>> START

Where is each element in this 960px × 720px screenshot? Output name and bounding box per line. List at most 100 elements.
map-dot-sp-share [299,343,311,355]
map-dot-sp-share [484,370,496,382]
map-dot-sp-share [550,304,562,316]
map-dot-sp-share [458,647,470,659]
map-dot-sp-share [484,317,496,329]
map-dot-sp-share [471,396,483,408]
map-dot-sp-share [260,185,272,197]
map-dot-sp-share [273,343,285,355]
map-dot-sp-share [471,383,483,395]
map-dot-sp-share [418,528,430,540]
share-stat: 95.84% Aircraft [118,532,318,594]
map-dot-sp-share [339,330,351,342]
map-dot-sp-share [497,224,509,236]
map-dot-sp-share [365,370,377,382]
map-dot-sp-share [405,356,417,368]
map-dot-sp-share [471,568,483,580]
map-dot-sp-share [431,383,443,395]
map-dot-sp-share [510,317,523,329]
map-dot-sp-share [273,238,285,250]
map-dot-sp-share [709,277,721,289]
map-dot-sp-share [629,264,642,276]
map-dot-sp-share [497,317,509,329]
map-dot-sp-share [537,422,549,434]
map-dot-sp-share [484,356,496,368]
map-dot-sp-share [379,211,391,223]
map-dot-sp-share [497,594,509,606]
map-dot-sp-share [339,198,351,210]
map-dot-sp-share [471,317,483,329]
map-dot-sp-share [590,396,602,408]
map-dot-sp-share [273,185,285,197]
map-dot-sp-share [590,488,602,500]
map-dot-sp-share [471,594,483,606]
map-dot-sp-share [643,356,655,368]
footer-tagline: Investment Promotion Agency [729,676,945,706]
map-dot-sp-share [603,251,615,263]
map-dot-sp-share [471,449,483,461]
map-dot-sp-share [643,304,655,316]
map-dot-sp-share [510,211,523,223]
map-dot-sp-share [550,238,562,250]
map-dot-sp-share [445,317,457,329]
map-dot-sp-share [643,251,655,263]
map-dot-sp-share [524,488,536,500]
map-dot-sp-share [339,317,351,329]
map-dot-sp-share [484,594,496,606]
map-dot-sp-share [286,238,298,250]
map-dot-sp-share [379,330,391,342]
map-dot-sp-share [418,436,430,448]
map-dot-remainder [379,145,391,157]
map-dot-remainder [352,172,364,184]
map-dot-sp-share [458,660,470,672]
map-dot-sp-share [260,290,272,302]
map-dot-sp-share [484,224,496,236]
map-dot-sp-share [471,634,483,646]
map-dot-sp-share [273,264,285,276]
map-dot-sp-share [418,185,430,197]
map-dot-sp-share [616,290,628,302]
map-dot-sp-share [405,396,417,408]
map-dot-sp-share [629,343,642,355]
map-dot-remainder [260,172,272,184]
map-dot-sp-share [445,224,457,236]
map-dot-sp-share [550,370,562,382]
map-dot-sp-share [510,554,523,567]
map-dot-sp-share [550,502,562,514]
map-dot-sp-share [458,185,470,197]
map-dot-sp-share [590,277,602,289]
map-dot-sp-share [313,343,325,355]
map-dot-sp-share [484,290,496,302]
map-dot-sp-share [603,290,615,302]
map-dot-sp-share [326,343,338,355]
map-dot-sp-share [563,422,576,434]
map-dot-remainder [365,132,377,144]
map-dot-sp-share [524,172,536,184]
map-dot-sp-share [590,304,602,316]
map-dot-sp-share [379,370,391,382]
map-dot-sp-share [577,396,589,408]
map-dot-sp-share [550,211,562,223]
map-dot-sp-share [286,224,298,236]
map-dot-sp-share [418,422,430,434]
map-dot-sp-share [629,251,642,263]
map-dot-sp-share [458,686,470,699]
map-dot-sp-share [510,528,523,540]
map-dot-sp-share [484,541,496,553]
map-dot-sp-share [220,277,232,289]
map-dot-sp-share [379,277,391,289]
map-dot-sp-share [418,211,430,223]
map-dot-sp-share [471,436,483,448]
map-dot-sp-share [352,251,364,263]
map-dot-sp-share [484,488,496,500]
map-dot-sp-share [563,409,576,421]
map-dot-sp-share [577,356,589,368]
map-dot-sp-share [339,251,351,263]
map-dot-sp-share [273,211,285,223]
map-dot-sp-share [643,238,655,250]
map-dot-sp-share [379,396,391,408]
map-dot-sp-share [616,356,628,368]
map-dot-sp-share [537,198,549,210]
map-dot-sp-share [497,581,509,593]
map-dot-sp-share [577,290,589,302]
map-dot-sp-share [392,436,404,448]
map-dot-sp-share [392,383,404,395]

>> END

What the task asks
Put the lines above into a numbered list, skipping any blank lines.

Written solution
1. Where is each element in this 960px × 720px screenshot? Output name and bounding box per line. List at most 100 elements.
2. map-dot-sp-share [299,343,311,355]
3. map-dot-sp-share [484,370,496,382]
4. map-dot-sp-share [550,304,562,316]
5. map-dot-sp-share [458,647,470,659]
6. map-dot-sp-share [484,317,496,329]
7. map-dot-sp-share [471,396,483,408]
8. map-dot-sp-share [260,185,272,197]
9. map-dot-sp-share [273,343,285,355]
10. map-dot-sp-share [471,383,483,395]
11. map-dot-sp-share [418,528,430,540]
12. share-stat: 95.84% Aircraft [118,532,318,594]
13. map-dot-sp-share [339,330,351,342]
14. map-dot-sp-share [497,224,509,236]
15. map-dot-sp-share [365,370,377,382]
16. map-dot-sp-share [405,356,417,368]
17. map-dot-sp-share [471,568,483,580]
18. map-dot-sp-share [431,383,443,395]
19. map-dot-sp-share [510,317,523,329]
20. map-dot-sp-share [273,238,285,250]
21. map-dot-sp-share [709,277,721,289]
22. map-dot-sp-share [629,264,642,276]
23. map-dot-sp-share [497,317,509,329]
24. map-dot-sp-share [537,422,549,434]
25. map-dot-sp-share [484,356,496,368]
26. map-dot-sp-share [379,211,391,223]
27. map-dot-sp-share [497,594,509,606]
28. map-dot-sp-share [339,198,351,210]
29. map-dot-sp-share [471,317,483,329]
30. map-dot-sp-share [590,396,602,408]
31. map-dot-sp-share [273,185,285,197]
32. map-dot-sp-share [590,488,602,500]
33. map-dot-sp-share [471,594,483,606]
34. map-dot-sp-share [643,356,655,368]
35. footer-tagline: Investment Promotion Agency [729,676,945,706]
36. map-dot-sp-share [603,251,615,263]
37. map-dot-sp-share [471,449,483,461]
38. map-dot-sp-share [643,304,655,316]
39. map-dot-sp-share [510,211,523,223]
40. map-dot-sp-share [550,238,562,250]
41. map-dot-sp-share [445,317,457,329]
42. map-dot-sp-share [643,251,655,263]
43. map-dot-sp-share [524,488,536,500]
44. map-dot-sp-share [339,317,351,329]
45. map-dot-sp-share [484,594,496,606]
46. map-dot-sp-share [286,238,298,250]
47. map-dot-sp-share [379,330,391,342]
48. map-dot-sp-share [418,436,430,448]
49. map-dot-remainder [379,145,391,157]
50. map-dot-remainder [352,172,364,184]
51. map-dot-sp-share [458,660,470,672]
52. map-dot-sp-share [260,290,272,302]
53. map-dot-sp-share [484,224,496,236]
54. map-dot-sp-share [471,634,483,646]
55. map-dot-sp-share [273,264,285,276]
56. map-dot-sp-share [418,185,430,197]
57. map-dot-sp-share [616,290,628,302]
58. map-dot-sp-share [405,396,417,408]
59. map-dot-sp-share [629,343,642,355]
60. map-dot-remainder [260,172,272,184]
61. map-dot-sp-share [445,224,457,236]
62. map-dot-sp-share [550,370,562,382]
63. map-dot-sp-share [510,554,523,567]
64. map-dot-sp-share [550,502,562,514]
65. map-dot-sp-share [458,185,470,197]
66. map-dot-sp-share [590,277,602,289]
67. map-dot-sp-share [313,343,325,355]
68. map-dot-sp-share [484,290,496,302]
69. map-dot-sp-share [603,290,615,302]
70. map-dot-sp-share [326,343,338,355]
71. map-dot-sp-share [563,422,576,434]
72. map-dot-remainder [365,132,377,144]
73. map-dot-sp-share [524,172,536,184]
74. map-dot-sp-share [590,304,602,316]
75. map-dot-sp-share [379,370,391,382]
76. map-dot-sp-share [577,396,589,408]
77. map-dot-sp-share [550,211,562,223]
78. map-dot-sp-share [286,224,298,236]
79. map-dot-sp-share [418,422,430,434]
80. map-dot-sp-share [629,251,642,263]
81. map-dot-sp-share [458,686,470,699]
82. map-dot-sp-share [510,528,523,540]
83. map-dot-sp-share [484,541,496,553]
84. map-dot-sp-share [220,277,232,289]
85. map-dot-sp-share [379,277,391,289]
86. map-dot-sp-share [418,211,430,223]
87. map-dot-sp-share [471,436,483,448]
88. map-dot-sp-share [352,251,364,263]
89. map-dot-sp-share [484,488,496,500]
90. map-dot-sp-share [563,409,576,421]
91. map-dot-sp-share [577,356,589,368]
92. map-dot-sp-share [339,251,351,263]
93. map-dot-sp-share [273,211,285,223]
94. map-dot-sp-share [643,238,655,250]
95. map-dot-sp-share [379,396,391,408]
96. map-dot-sp-share [616,356,628,368]
97. map-dot-sp-share [537,198,549,210]
98. map-dot-sp-share [497,581,509,593]
99. map-dot-sp-share [577,290,589,302]
100. map-dot-sp-share [392,436,404,448]
101. map-dot-sp-share [392,383,404,395]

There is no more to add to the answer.